Given data:
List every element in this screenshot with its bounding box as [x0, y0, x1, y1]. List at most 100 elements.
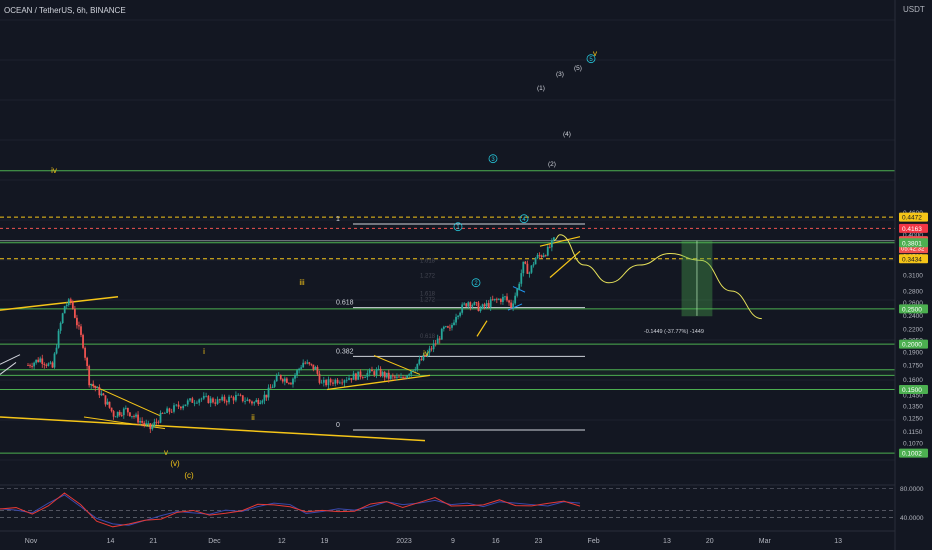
wave-label-circled: 1	[456, 225, 460, 231]
fib-level-label: 0	[336, 422, 340, 429]
candle-body	[528, 272, 531, 274]
candle-body	[434, 343, 437, 345]
price-tag-label: 0.1500	[902, 387, 922, 394]
candle-body	[177, 404, 180, 407]
candle-body	[212, 398, 214, 403]
candle-body	[532, 264, 535, 266]
resistance-zone	[0, 240, 895, 243]
countdown-label: 05:42:32	[901, 247, 925, 253]
rsi-tick-label: 40.0000	[900, 515, 924, 522]
projection-path: -0.1449 (-37.77%) -1449	[553, 234, 762, 335]
candle-body	[400, 377, 402, 378]
candle-body	[318, 373, 321, 383]
candle-body	[271, 386, 274, 388]
candle-body	[246, 399, 249, 402]
candle-body	[43, 363, 46, 365]
candle-body	[446, 326, 449, 328]
candle-body	[522, 261, 525, 274]
candle-body	[173, 405, 175, 412]
candle-body	[69, 299, 72, 302]
candle-body	[255, 400, 258, 403]
candle-body	[345, 379, 348, 381]
candle-body	[430, 348, 433, 350]
time-tick-label: 9	[451, 538, 455, 545]
candle-body	[336, 379, 339, 384]
time-tick-label: 16	[492, 538, 500, 545]
candle-body	[350, 378, 353, 380]
price-tick-label: 0.4000	[903, 232, 923, 239]
candle-body	[394, 376, 396, 378]
candle-body	[294, 375, 296, 379]
candle-body	[53, 353, 56, 368]
candle-body	[263, 394, 266, 401]
candle-body	[402, 377, 404, 378]
time-tick-label: 19	[321, 538, 329, 545]
triangle-upper	[373, 355, 421, 375]
price-tick-label: 0.1150	[903, 429, 923, 436]
candle-body	[168, 408, 171, 412]
candle-body	[151, 425, 154, 430]
price-tag	[899, 254, 928, 264]
candle-body	[481, 304, 484, 309]
candle-body	[300, 367, 303, 369]
time-tick-label: 13	[834, 538, 842, 545]
wave-4-channel	[476, 320, 488, 337]
candle-body	[33, 362, 36, 367]
candle-body	[41, 358, 44, 364]
candle-body	[86, 357, 89, 367]
candle-body	[302, 362, 305, 368]
wave-label-yellow: (v)	[170, 459, 180, 468]
candle-body	[175, 404, 178, 406]
price-tag	[899, 384, 928, 394]
fib-level-label: 1	[336, 216, 340, 223]
candle-body	[296, 370, 298, 376]
price-tick-label: 0.2200	[903, 327, 923, 334]
price-tick-label: 0.2400	[903, 313, 923, 320]
candle-body	[483, 304, 486, 307]
candle-body	[497, 299, 500, 300]
candle-body	[161, 412, 164, 414]
candle-body	[59, 323, 62, 331]
candle-body	[396, 376, 398, 378]
price-tick-label: 0.1600	[903, 377, 923, 384]
candle-body	[416, 363, 419, 370]
candle-body	[540, 255, 543, 257]
ending-diagonal-upper	[539, 236, 581, 247]
candle-body	[281, 379, 284, 382]
candle-body	[275, 375, 278, 382]
candle-body	[548, 246, 551, 248]
candle-body	[159, 412, 162, 423]
candle-body	[153, 421, 156, 426]
time-axis[interactable]: Nov 14 21 Dec 12 19 2023 9 16 23 Feb 13 20 Mar 13	[0, 530, 895, 545]
candle-body	[530, 265, 533, 273]
wave-label-circled: 2	[474, 281, 478, 287]
candle-body	[92, 383, 95, 386]
candle-body	[269, 387, 272, 389]
candle-body	[552, 237, 555, 241]
candle-body	[357, 371, 360, 380]
candle-body	[102, 393, 105, 396]
candle-body	[200, 398, 203, 400]
price-tag-label: 0.3434	[902, 256, 922, 263]
price-tick-label: 0.1350	[903, 404, 923, 411]
candle-body	[182, 406, 185, 409]
candle-body	[88, 366, 91, 386]
candle-body	[510, 302, 512, 308]
wave-label-yellow: i	[203, 347, 205, 356]
candle-body	[398, 376, 400, 378]
candle-body	[473, 302, 476, 306]
candle-body	[248, 399, 251, 402]
candles	[27, 236, 555, 434]
candle-body	[261, 400, 264, 403]
price-axis[interactable]: 0.46000.40000.35000.31000.28000.26000.24…	[894, 0, 932, 550]
candle-body	[241, 395, 244, 402]
candle-body	[298, 368, 300, 371]
candle-body	[253, 402, 256, 404]
trend-drawings	[0, 236, 581, 442]
candle-body	[170, 411, 173, 413]
price-tick-label: 0.1900	[903, 350, 923, 357]
wave-label-yellow: iii	[299, 278, 305, 287]
candle-body	[514, 295, 517, 304]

Task instructions: Please rewrite the data above with every "candle-body" renamed to "candle-rect" and everything else unchanged. Leave the pictures out.

Final answer:
List every element in this screenshot with its bounding box as [x0, y0, x1, y1]. List at most 100 elements.
wave-label-circled: 1	[456, 225, 460, 231]
fib-level-label: 0	[336, 422, 340, 429]
candle-rect	[528, 272, 531, 274]
candle-rect	[434, 343, 437, 345]
price-tag-label: 0.1500	[902, 387, 922, 394]
candle-rect	[177, 404, 180, 407]
candle-rect	[212, 398, 214, 403]
candle-rect	[532, 264, 535, 266]
resistance-zone	[0, 240, 895, 243]
countdown-label: 05:42:32	[901, 247, 925, 253]
rsi-tick-label: 40.0000	[900, 515, 924, 522]
projection-path: -0.1449 (-37.77%) -1449	[553, 234, 762, 335]
candle-rect	[400, 377, 402, 378]
candle-rect	[318, 373, 321, 383]
candle-rect	[271, 386, 274, 388]
candle-rect	[246, 399, 249, 402]
candle-rect	[43, 363, 46, 365]
candle-rect	[446, 326, 449, 328]
candle-rect	[522, 261, 525, 274]
candle-rect	[173, 405, 175, 412]
candle-rect	[69, 299, 72, 302]
candle-rect	[255, 400, 258, 403]
candle-rect	[345, 379, 348, 381]
candle-rect	[430, 348, 433, 350]
time-tick-label: 9	[451, 538, 455, 545]
candle-rect	[336, 379, 339, 384]
time-tick-label: 16	[492, 538, 500, 545]
candle-rect	[350, 378, 353, 380]
price-tick-label: 0.4000	[903, 232, 923, 239]
candle-rect	[394, 376, 396, 378]
candle-rect	[294, 375, 296, 379]
candle-rect	[53, 353, 56, 368]
candle-rect	[263, 394, 266, 401]
candle-rect	[402, 377, 404, 378]
time-tick-label: 19	[321, 538, 329, 545]
triangle-upper	[373, 355, 421, 375]
price-tick-label: 0.1150	[903, 429, 923, 436]
candle-rect	[168, 408, 171, 412]
candle-rect	[151, 425, 154, 430]
price-tag	[899, 254, 928, 264]
candle-rect	[481, 304, 484, 309]
candle-rect	[300, 367, 303, 369]
time-tick-label: 13	[834, 538, 842, 545]
wave-4-channel	[476, 320, 488, 337]
candle-rect	[33, 362, 36, 367]
candle-rect	[41, 358, 44, 364]
candle-rect	[86, 357, 89, 367]
candle-rect	[302, 362, 305, 368]
wave-label-yellow: (v)	[170, 459, 180, 468]
candle-rect	[175, 404, 178, 406]
price-tag	[899, 384, 928, 394]
fib-level-label: 1	[336, 216, 340, 223]
candle-rect	[296, 370, 298, 376]
price-tick-label: 0.2200	[903, 327, 923, 334]
price-tick-label: 0.2400	[903, 313, 923, 320]
candle-rect	[483, 304, 486, 307]
candle-rect	[497, 299, 500, 300]
candle-rect	[161, 412, 164, 414]
candle-rect	[59, 323, 62, 331]
candle-rect	[396, 376, 398, 378]
price-tick-label: 0.1600	[903, 377, 923, 384]
candle-rect	[416, 363, 419, 370]
candle-rect	[540, 255, 543, 257]
ending-diagonal-upper	[539, 236, 581, 247]
candle-rect	[281, 379, 284, 382]
candle-rect	[275, 375, 278, 382]
candle-rect	[548, 246, 551, 248]
candle-rect	[159, 412, 162, 423]
candle-rect	[153, 421, 156, 426]
time-axis[interactable]: Nov 14 21 Dec 12 19 2023 9 16 23 Feb 13 20 Mar 13	[0, 530, 895, 545]
candle-rect	[530, 265, 533, 273]
wave-label-circled: 2	[474, 281, 478, 287]
candle-rect	[92, 383, 95, 386]
candle-rect	[269, 387, 272, 389]
candle-rect	[552, 237, 555, 241]
candle-rect	[357, 371, 360, 380]
candle-rect	[102, 393, 105, 396]
candle-rect	[200, 398, 203, 400]
price-tag-label: 0.3434	[902, 256, 922, 263]
price-tick-label: 0.1350	[903, 404, 923, 411]
candle-rect	[182, 406, 185, 409]
candle-rect	[88, 366, 91, 386]
candle-rect	[510, 302, 512, 308]
wave-label-yellow: i	[203, 347, 205, 356]
candle-rect	[398, 376, 400, 378]
candle-rect	[473, 302, 476, 306]
candle-rect	[248, 399, 251, 402]
candles	[27, 236, 555, 434]
candle-rect	[261, 400, 264, 403]
price-axis[interactable]: 0.46000.40000.35000.31000.28000.26000.24…	[894, 0, 932, 550]
candle-rect	[241, 395, 244, 402]
candle-rect	[298, 368, 300, 371]
candle-rect	[253, 402, 256, 404]
trend-drawings	[0, 236, 581, 442]
candle-rect	[170, 411, 173, 413]
price-tick-label: 0.1900	[903, 350, 923, 357]
wave-label-yellow: iii	[299, 278, 305, 287]
candle-rect	[514, 295, 517, 304]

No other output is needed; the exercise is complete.